Written task
Leave out the pictures and repeat the data exactly.

Supplied data
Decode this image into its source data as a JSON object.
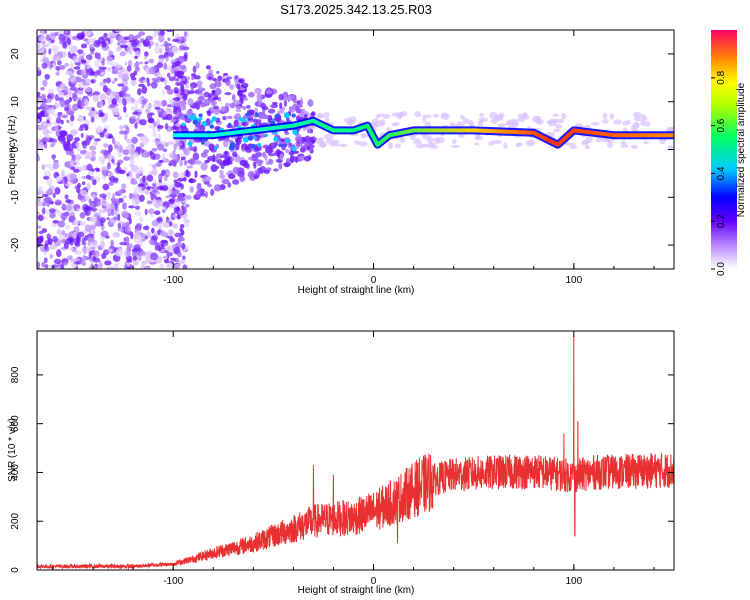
{
  "title": "S173.2025.342.13.25.R03",
  "chart_data": [
    {
      "type": "heatmap",
      "xlabel": "Height of straight line (km)",
      "ylabel": "Frequency (Hz)",
      "xlim": [
        -168,
        150
      ],
      "ylim": [
        -25,
        25
      ],
      "x_ticks": [
        -100,
        0,
        100
      ],
      "y_ticks": [
        -20,
        -10,
        0,
        10,
        20
      ],
      "colorbar": {
        "label": "Normalized spectral amplitude",
        "range": [
          0,
          1
        ],
        "ticks": [
          "0.0",
          "0.2",
          "0.4",
          "0.6",
          "0.8"
        ]
      },
      "ridge": [
        {
          "x": -100,
          "y": 3
        },
        {
          "x": -80,
          "y": 3
        },
        {
          "x": -60,
          "y": 4
        },
        {
          "x": -40,
          "y": 5
        },
        {
          "x": -30,
          "y": 6
        },
        {
          "x": -20,
          "y": 4
        },
        {
          "x": -10,
          "y": 4
        },
        {
          "x": -3,
          "y": 5
        },
        {
          "x": 2,
          "y": 1
        },
        {
          "x": 8,
          "y": 3
        },
        {
          "x": 20,
          "y": 4
        },
        {
          "x": 50,
          "y": 4
        },
        {
          "x": 80,
          "y": 3.5
        },
        {
          "x": 92,
          "y": 1
        },
        {
          "x": 100,
          "y": 4
        },
        {
          "x": 120,
          "y": 3
        },
        {
          "x": 150,
          "y": 3
        }
      ]
    },
    {
      "type": "line",
      "xlabel": "Height of straight line (km)",
      "ylabel": "SNR (10 * v/v)",
      "xlim": [
        -168,
        150
      ],
      "ylim": [
        0,
        980
      ],
      "x_ticks": [
        -100,
        0,
        100
      ],
      "y_ticks": [
        0,
        200,
        400,
        600,
        800
      ],
      "color": "#e83030",
      "series": [
        {
          "values_profile": [
            {
              "x": -168,
              "y": 15
            },
            {
              "x": -120,
              "y": 15
            },
            {
              "x": -100,
              "y": 25
            },
            {
              "x": -90,
              "y": 45
            },
            {
              "x": -80,
              "y": 70
            },
            {
              "x": -70,
              "y": 90
            },
            {
              "x": -60,
              "y": 110
            },
            {
              "x": -50,
              "y": 140
            },
            {
              "x": -40,
              "y": 170
            },
            {
              "x": -30,
              "y": 200
            },
            {
              "x": -20,
              "y": 210
            },
            {
              "x": -10,
              "y": 215
            },
            {
              "x": 0,
              "y": 240
            },
            {
              "x": 10,
              "y": 280
            },
            {
              "x": 20,
              "y": 330
            },
            {
              "x": 30,
              "y": 370
            },
            {
              "x": 40,
              "y": 390
            },
            {
              "x": 60,
              "y": 400
            },
            {
              "x": 80,
              "y": 405
            },
            {
              "x": 90,
              "y": 395
            },
            {
              "x": 100,
              "y": 385
            },
            {
              "x": 110,
              "y": 400
            },
            {
              "x": 130,
              "y": 405
            },
            {
              "x": 150,
              "y": 410
            }
          ],
          "peaks": [
            {
              "x": -30,
              "y": 430
            },
            {
              "x": -20,
              "y": 390
            },
            {
              "x": 100,
              "y": 960
            },
            {
              "x": 95,
              "y": 560
            },
            {
              "x": 102,
              "y": 610
            },
            {
              "x": 100.5,
              "y": 140
            },
            {
              "x": 12,
              "y": 110
            }
          ]
        }
      ]
    }
  ]
}
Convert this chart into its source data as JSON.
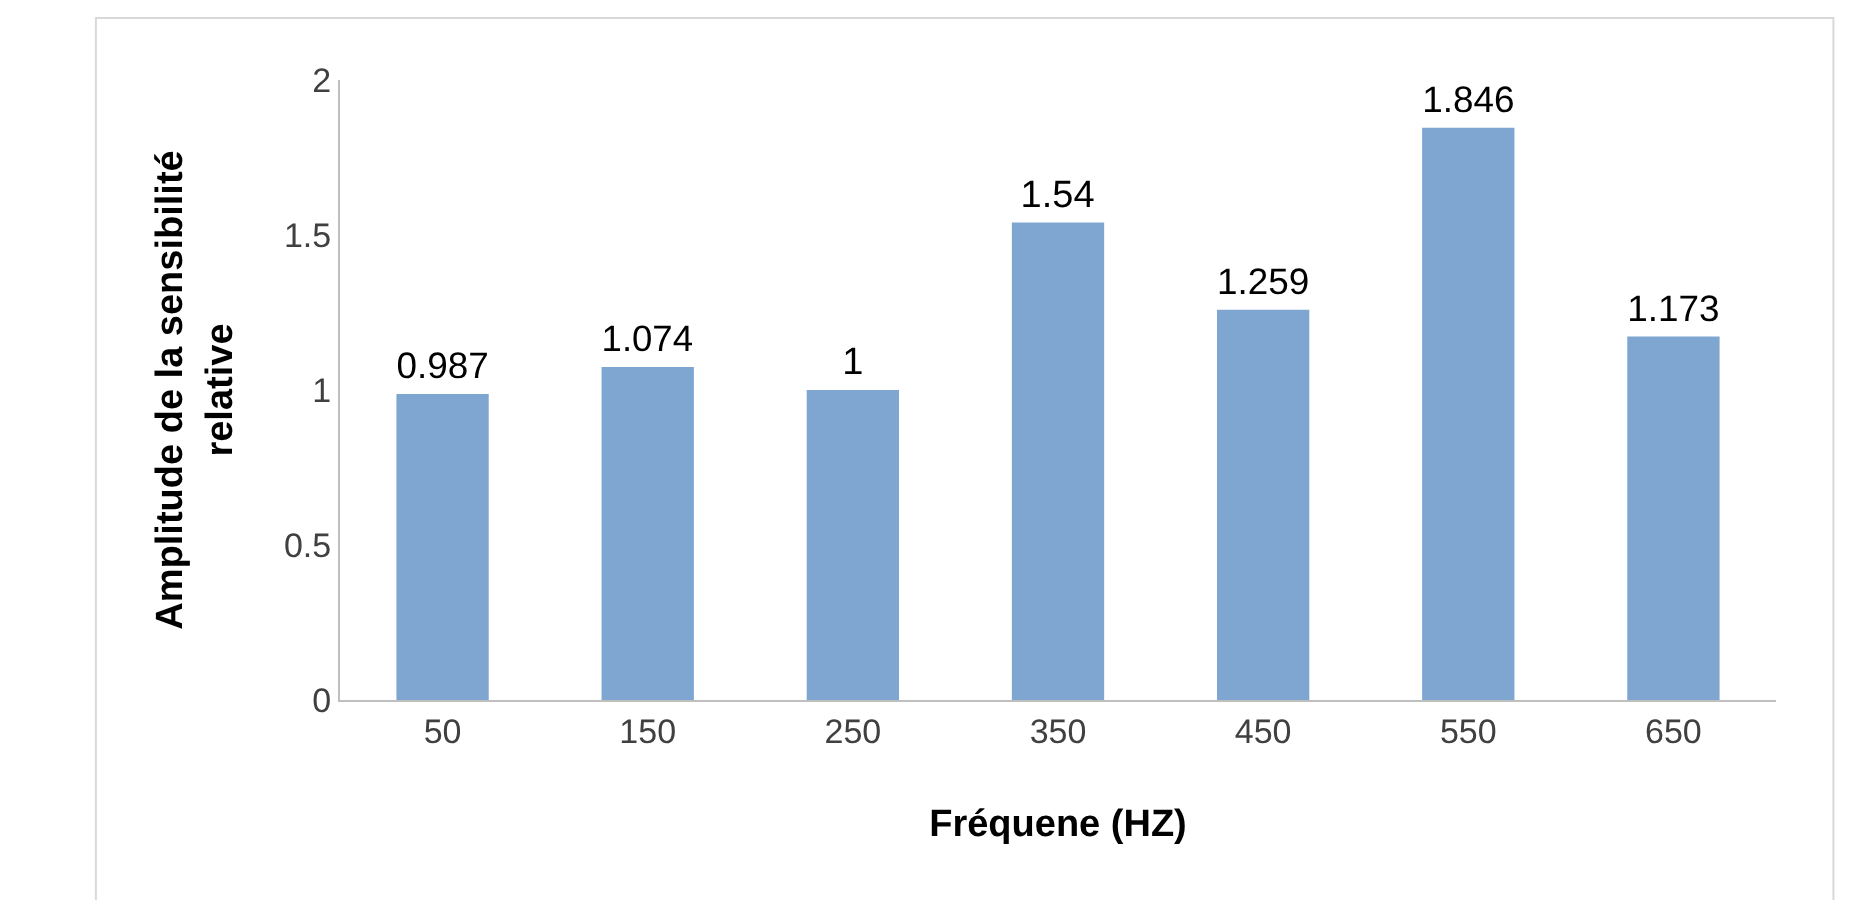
{
  "chart_data": {
    "type": "bar",
    "xlabel": "Fréquene (HZ)",
    "ylabel": "Amplitude de la sensibilité relative",
    "categories": [
      "50",
      "150",
      "250",
      "350",
      "450",
      "550",
      "650"
    ],
    "values": [
      0.987,
      1.074,
      1,
      1.54,
      1.259,
      1.846,
      1.173
    ],
    "color": "#7fa6d1",
    "ylim": [
      0,
      2
    ],
    "yticks": [
      0,
      0.5,
      1,
      1.5,
      2
    ],
    "data_labels": true
  }
}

Written response
Decode this image into its source data as a JSON object.
{
  "title": "S173.2025.342.13.25.R03",
  "chart_data": [
    {
      "type": "heatmap",
      "xlabel": "Height of straight line (km)",
      "ylabel": "Frequency (Hz)",
      "xlim": [
        -168,
        150
      ],
      "ylim": [
        -25,
        25
      ],
      "x_ticks": [
        -100,
        0,
        100
      ],
      "y_ticks": [
        -20,
        -10,
        0,
        10,
        20
      ],
      "colorbar": {
        "label": "Normalized spectral amplitude",
        "range": [
          0,
          1
        ],
        "ticks": [
          "0.0",
          "0.2",
          "0.4",
          "0.6",
          "0.8"
        ]
      },
      "ridge": [
        {
          "x": -100,
          "y": 3
        },
        {
          "x": -80,
          "y": 3
        },
        {
          "x": -60,
          "y": 4
        },
        {
          "x": -40,
          "y": 5
        },
        {
          "x": -30,
          "y": 6
        },
        {
          "x": -20,
          "y": 4
        },
        {
          "x": -10,
          "y": 4
        },
        {
          "x": -3,
          "y": 5
        },
        {
          "x": 2,
          "y": 1
        },
        {
          "x": 8,
          "y": 3
        },
        {
          "x": 20,
          "y": 4
        },
        {
          "x": 50,
          "y": 4
        },
        {
          "x": 80,
          "y": 3.5
        },
        {
          "x": 92,
          "y": 1
        },
        {
          "x": 100,
          "y": 4
        },
        {
          "x": 120,
          "y": 3
        },
        {
          "x": 150,
          "y": 3
        }
      ]
    },
    {
      "type": "line",
      "xlabel": "Height of straight line (km)",
      "ylabel": "SNR (10 * v/v)",
      "xlim": [
        -168,
        150
      ],
      "ylim": [
        0,
        980
      ],
      "x_ticks": [
        -100,
        0,
        100
      ],
      "y_ticks": [
        0,
        200,
        400,
        600,
        800
      ],
      "color": "#e83030",
      "series": [
        {
          "values_profile": [
            {
              "x": -168,
              "y": 15
            },
            {
              "x": -120,
              "y": 15
            },
            {
              "x": -100,
              "y": 25
            },
            {
              "x": -90,
              "y": 45
            },
            {
              "x": -80,
              "y": 70
            },
            {
              "x": -70,
              "y": 90
            },
            {
              "x": -60,
              "y": 110
            },
            {
              "x": -50,
              "y": 140
            },
            {
              "x": -40,
              "y": 170
            },
            {
              "x": -30,
              "y": 200
            },
            {
              "x": -20,
              "y": 210
            },
            {
              "x": -10,
              "y": 215
            },
            {
              "x": 0,
              "y": 240
            },
            {
              "x": 10,
              "y": 280
            },
            {
              "x": 20,
              "y": 330
            },
            {
              "x": 30,
              "y": 370
            },
            {
              "x": 40,
              "y": 390
            },
            {
              "x": 60,
              "y": 400
            },
            {
              "x": 80,
              "y": 405
            },
            {
              "x": 90,
              "y": 395
            },
            {
              "x": 100,
              "y": 385
            },
            {
              "x": 110,
              "y": 400
            },
            {
              "x": 130,
              "y": 405
            },
            {
              "x": 150,
              "y": 410
            }
          ],
          "peaks": [
            {
              "x": -30,
              "y": 430
            },
            {
              "x": -20,
              "y": 390
            },
            {
              "x": 100,
              "y": 960
            },
            {
              "x": 95,
              "y": 560
            },
            {
              "x": 102,
              "y": 610
            },
            {
              "x": 100.5,
              "y": 140
            },
            {
              "x": 12,
              "y": 110
            }
          ]
        }
      ]
    }
  ]
}
Convert this chart into its source data as JSON.
{
  "chart_data": {
    "type": "bar",
    "xlabel": "Fréquene (HZ)",
    "ylabel": "Amplitude de la sensibilité relative",
    "categories": [
      "50",
      "150",
      "250",
      "350",
      "450",
      "550",
      "650"
    ],
    "values": [
      0.987,
      1.074,
      1,
      1.54,
      1.259,
      1.846,
      1.173
    ],
    "color": "#7fa6d1",
    "ylim": [
      0,
      2
    ],
    "yticks": [
      0,
      0.5,
      1,
      1.5,
      2
    ],
    "data_labels": true
  }
}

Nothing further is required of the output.